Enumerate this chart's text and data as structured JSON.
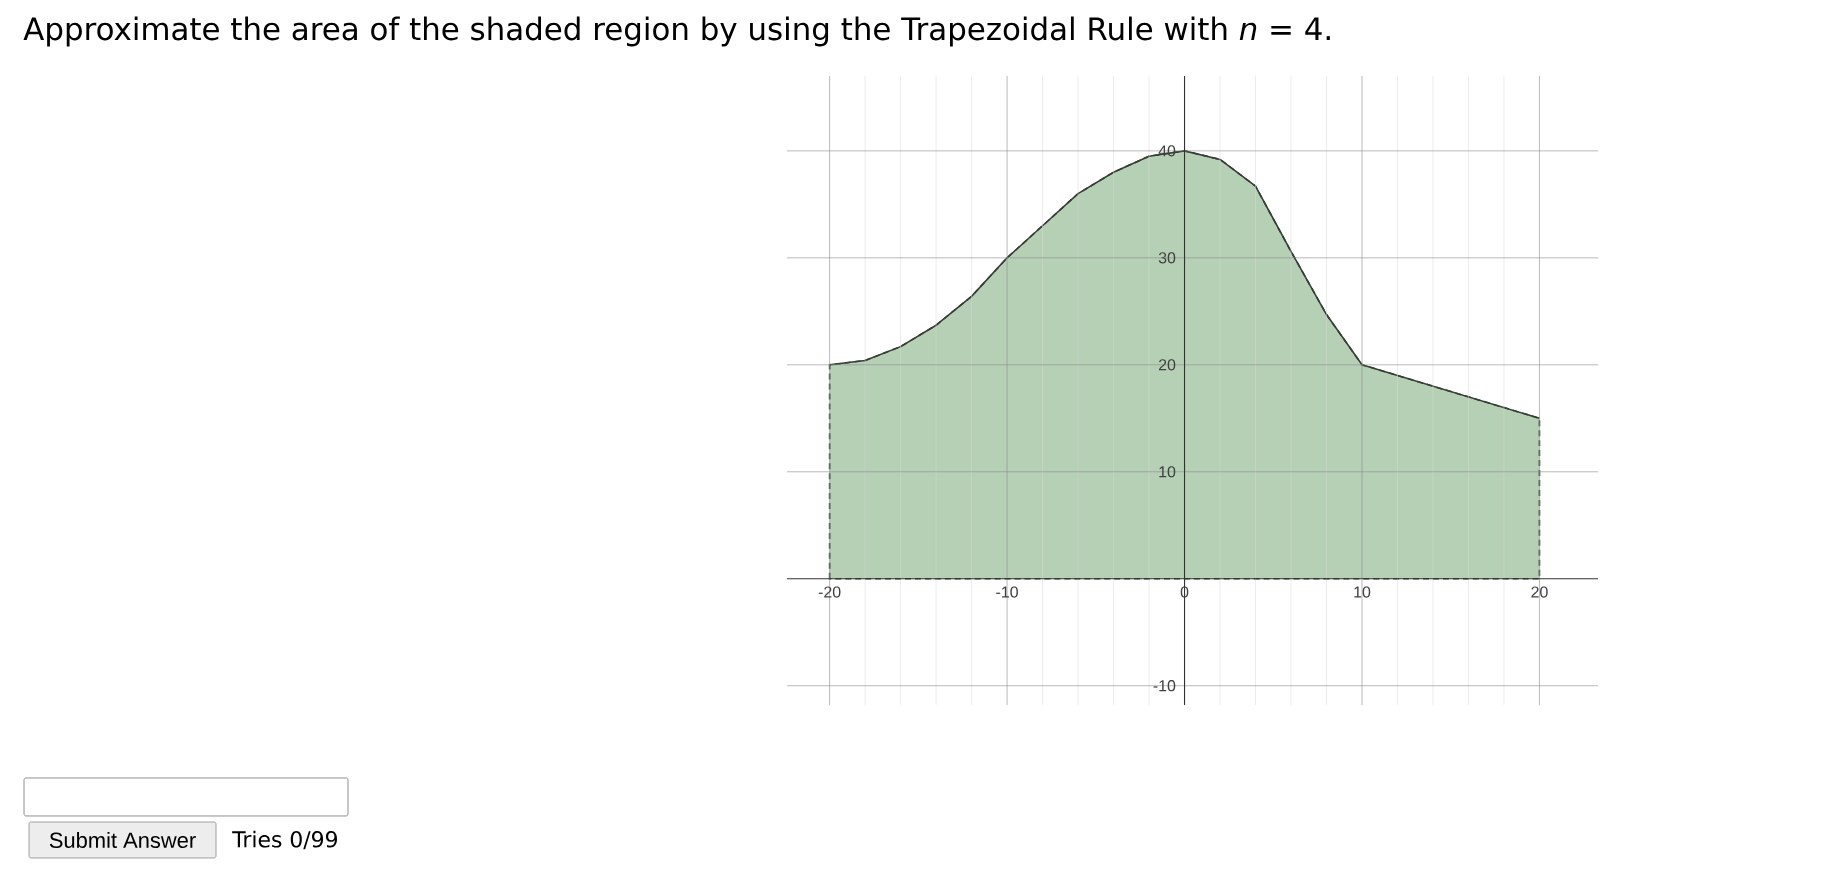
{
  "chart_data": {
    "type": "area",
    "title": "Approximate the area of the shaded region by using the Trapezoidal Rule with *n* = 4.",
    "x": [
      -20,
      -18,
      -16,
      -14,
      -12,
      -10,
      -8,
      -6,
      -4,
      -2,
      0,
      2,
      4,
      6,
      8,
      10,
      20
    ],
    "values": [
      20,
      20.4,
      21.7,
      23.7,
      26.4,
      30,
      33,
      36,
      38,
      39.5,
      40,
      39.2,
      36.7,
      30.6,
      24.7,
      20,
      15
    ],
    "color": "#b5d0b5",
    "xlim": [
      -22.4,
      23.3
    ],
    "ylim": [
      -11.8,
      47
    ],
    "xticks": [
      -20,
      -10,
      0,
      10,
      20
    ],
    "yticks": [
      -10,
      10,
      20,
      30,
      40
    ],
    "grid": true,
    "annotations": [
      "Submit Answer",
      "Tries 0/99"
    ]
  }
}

= = = = =

TASK DETAILS
Could you reproduce every record above exactly, leaving out the pictures?

PROBLEM SOLUTION
Enumerate this chart's text and data as structured JSON.
{
  "chart_data": {
    "type": "area",
    "title": "Approximate the area of the shaded region by using the Trapezoidal Rule with *n* = 4.",
    "x": [
      -20,
      -18,
      -16,
      -14,
      -12,
      -10,
      -8,
      -6,
      -4,
      -2,
      0,
      2,
      4,
      6,
      8,
      10,
      20
    ],
    "values": [
      20,
      20.4,
      21.7,
      23.7,
      26.4,
      30,
      33,
      36,
      38,
      39.5,
      40,
      39.2,
      36.7,
      30.6,
      24.7,
      20,
      15
    ],
    "color": "#b5d0b5",
    "xlim": [
      -22.4,
      23.3
    ],
    "ylim": [
      -11.8,
      47
    ],
    "xticks": [
      -20,
      -10,
      0,
      10,
      20
    ],
    "yticks": [
      -10,
      10,
      20,
      30,
      40
    ],
    "grid": true,
    "annotations": [
      "Submit Answer",
      "Tries 0/99"
    ]
  }
}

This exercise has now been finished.